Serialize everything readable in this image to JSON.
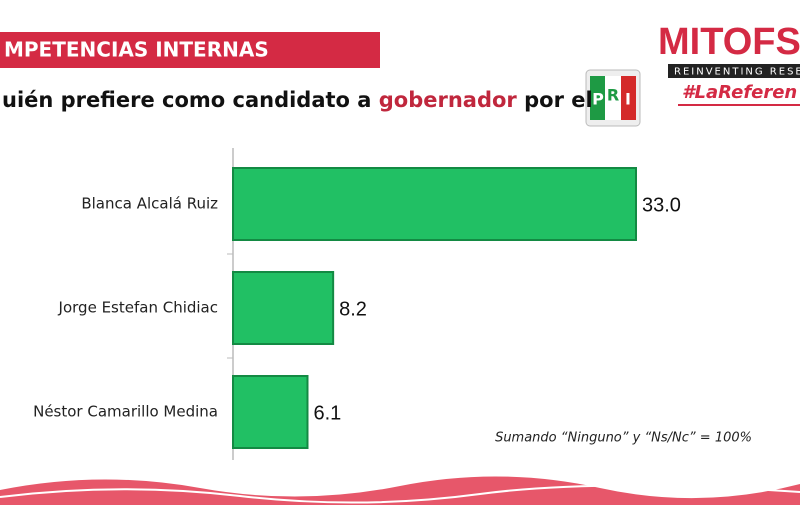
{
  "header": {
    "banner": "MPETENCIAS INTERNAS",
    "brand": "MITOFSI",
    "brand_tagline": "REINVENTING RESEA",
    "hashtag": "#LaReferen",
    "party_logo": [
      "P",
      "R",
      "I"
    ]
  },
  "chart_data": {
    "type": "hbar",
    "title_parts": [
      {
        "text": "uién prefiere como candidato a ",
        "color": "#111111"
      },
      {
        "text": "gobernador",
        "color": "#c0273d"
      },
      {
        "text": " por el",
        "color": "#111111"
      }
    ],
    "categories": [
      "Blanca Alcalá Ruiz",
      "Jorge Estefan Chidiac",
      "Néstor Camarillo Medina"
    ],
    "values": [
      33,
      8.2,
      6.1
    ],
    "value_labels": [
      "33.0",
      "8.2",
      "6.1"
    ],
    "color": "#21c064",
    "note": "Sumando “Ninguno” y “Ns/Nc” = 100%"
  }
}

*Requirements*.
For each line in the data above that contains the string "text", extract the line.

*Written solution*.
        "text": "uién prefiere como candidato a ",
        "text": "gobernador",
        "text": " por el",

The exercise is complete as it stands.